▼
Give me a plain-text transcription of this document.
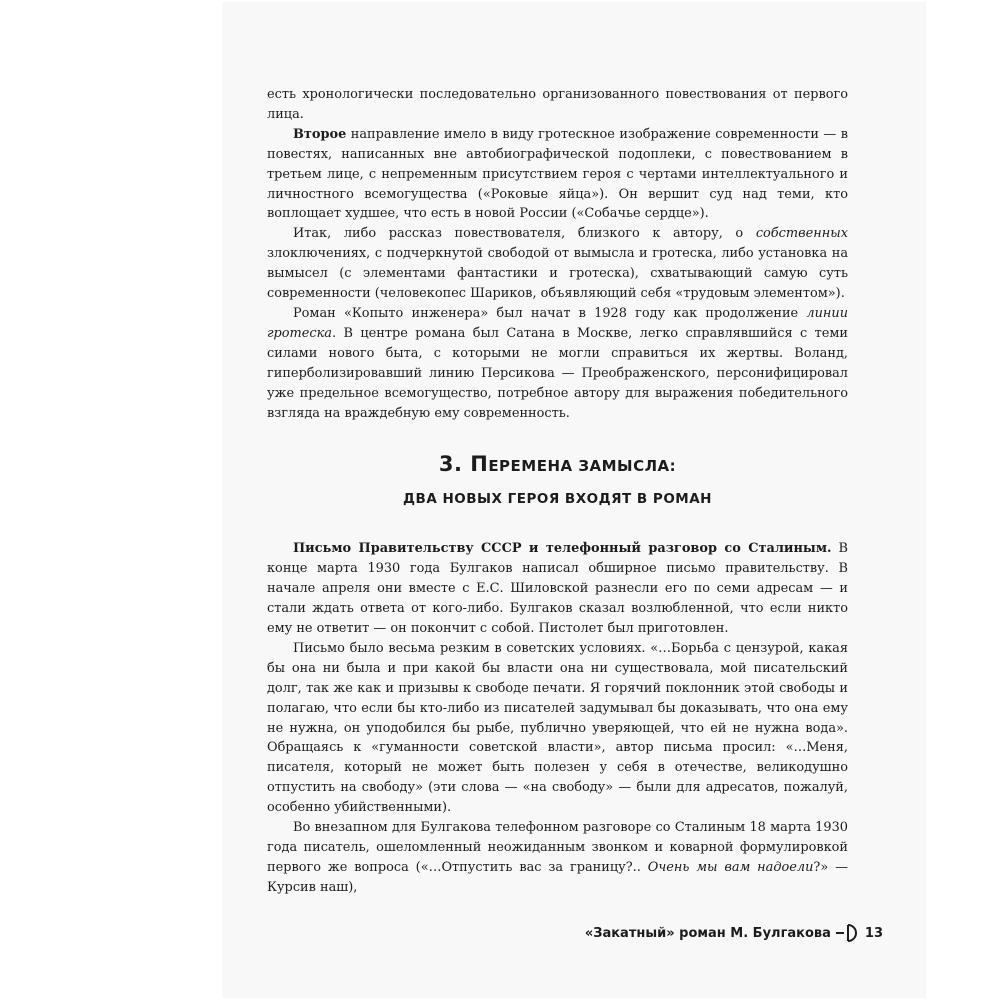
есть хронологически последовательно организованного повествования от первого лица.

Второе направление имело в виду гротескное изображение современности — в повестях, написанных вне автобиографической подоплеки, с повествованием в третьем лице, с непременным присутствием героя с чертами интеллектуального и личностного всемогущества («Роковые яйца»). Он вершит суд над теми, кто воплощает худшее, что есть в новой России («Собачье сердце»).

Итак, либо рассказ повествователя, близкого к автору, о собственных злоключениях, с подчеркнутой свободой от вымысла и гротеска, либо установка на вымысел (с элементами фантастики и гротеска), схватывающий самую суть современности (человекопес Шариков, объявляющий себя «трудовым элементом»).

Роман «Копыто инженера» был начат в 1928 году как продолжение линии гротеска. В центре романа был Сатана в Москве, легко справлявшийся с теми силами нового быта, с которыми не могли справиться их жертвы. Воланд, гиперболизировавший линию Персикова — Преображенского, персонифицировал уже предельное всемогущество, потребное автору для выражения победительного взгляда на враждебную ему современность.

3. ПЕРЕМЕНА ЗАМЫСЛА:
ДВА НОВЫХ ГЕРОЯ ВХОДЯТ В РОМАН

Письмо Правительству СССР и телефонный разговор со Сталиным. В конце марта 1930 года Булгаков написал обширное письмо правительству. В начале апреля они вместе с Е.С. Шиловской разнесли его по семи адресам — и стали ждать ответа от кого-либо. Булгаков сказал возлюбленной, что если никто ему не ответит — он покончит с собой. Пистолет был приготовлен.

Письмо было весьма резким в советских условиях. «…Борьба с цензурой, какая бы она ни была и при какой бы власти она ни существовала, мой писательский долг, так же как и призывы к свободе печати. Я горячий поклонник этой свободы и полагаю, что если бы кто-либо из писателей задумывал бы доказывать, что она ему не нужна, он уподобился бы рыбе, публично уверяющей, что ей не нужна вода». Обращаясь к «гуманности советской власти», автор письма просил: «…Меня, писателя, который не может быть полезен у себя в отечестве, великодушно отпустить на свободу» (эти слова — «на свободу» — были для адресатов, пожалуй, особенно убийственными).

Во внезапном для Булгакова телефонном разговоре со Сталиным 18 марта 1930 года писатель, ошеломленный неожиданным звонком и коварной формулировкой первого же вопроса («…Отпустить вас за границу?.. Очень мы вам надоели?» — Курсив наш),

«Закатный» роман М. Булгакова	13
▲
Exercise requirements –
Repeat the data exactly, without the pictures.

Result of the task –
Give me a plain-text transcription of this document.
есть хронологически последовательно организованного повествования от первого лица.

Второе направление имело в виду гротескное изображение современности — в повестях, написанных вне автобиографической подоплеки, с повествованием в третьем лице, с непременным присутствием героя с чертами интеллектуального и личностного всемогущества («Роковые яйца»). Он вершит суд над теми, кто воплощает худшее, что есть в новой России («Собачье сердце»).

Итак, либо рассказ повествователя, близкого к автору, о собственных злоключениях, с подчеркнутой свободой от вымысла и гротеска, либо установка на вымысел (с элементами фантастики и гротеска), схватывающий самую суть современности (человекопес Шариков, объявляющий себя «трудовым элементом»).

Роман «Копыто инженера» был начат в 1928 году как продолжение линии гротеска. В центре романа был Сатана в Москве, легко справлявшийся с теми силами нового быта, с которыми не могли справиться их жертвы. Воланд, гиперболизировавший линию Персикова — Преображенского, персонифицировал уже предельное всемогущество, потребное автору для выражения победительного взгляда на враждебную ему современность.

3. ПЕРЕМЕНА ЗАМЫСЛА:
ДВА НОВЫХ ГЕРОЯ ВХОДЯТ В РОМАН

Письмо Правительству СССР и телефонный разговор со Сталиным. В конце марта 1930 года Булгаков написал обширное письмо правительству. В начале апреля они вместе с Е.С. Шиловской разнесли его по семи адресам — и стали ждать ответа от кого-либо. Булгаков сказал возлюбленной, что если никто ему не ответит — он покончит с собой. Пистолет был приготовлен.

Письмо было весьма резким в советских условиях. «…Борьба с цензурой, какая бы она ни была и при какой бы власти она ни существовала, мой писательский долг, так же как и призывы к свободе печати. Я горячий поклонник этой свободы и полагаю, что если бы кто-либо из писателей задумывал бы доказывать, что она ему не нужна, он уподобился бы рыбе, публично уверяющей, что ей не нужна вода». Обращаясь к «гуманности советской власти», автор письма просил: «…Меня, писателя, который не может быть полезен у себя в отечестве, великодушно отпустить на свободу» (эти слова — «на свободу» — были для адресатов, пожалуй, особенно убийственными).

Во внезапном для Булгакова телефонном разговоре со Сталиным 18 марта 1930 года писатель, ошеломленный неожиданным звонком и коварной формулировкой первого же вопроса («…Отпустить вас за границу?.. Очень мы вам надоели?» — Курсив наш),

«Закатный» роман М. Булгакова	13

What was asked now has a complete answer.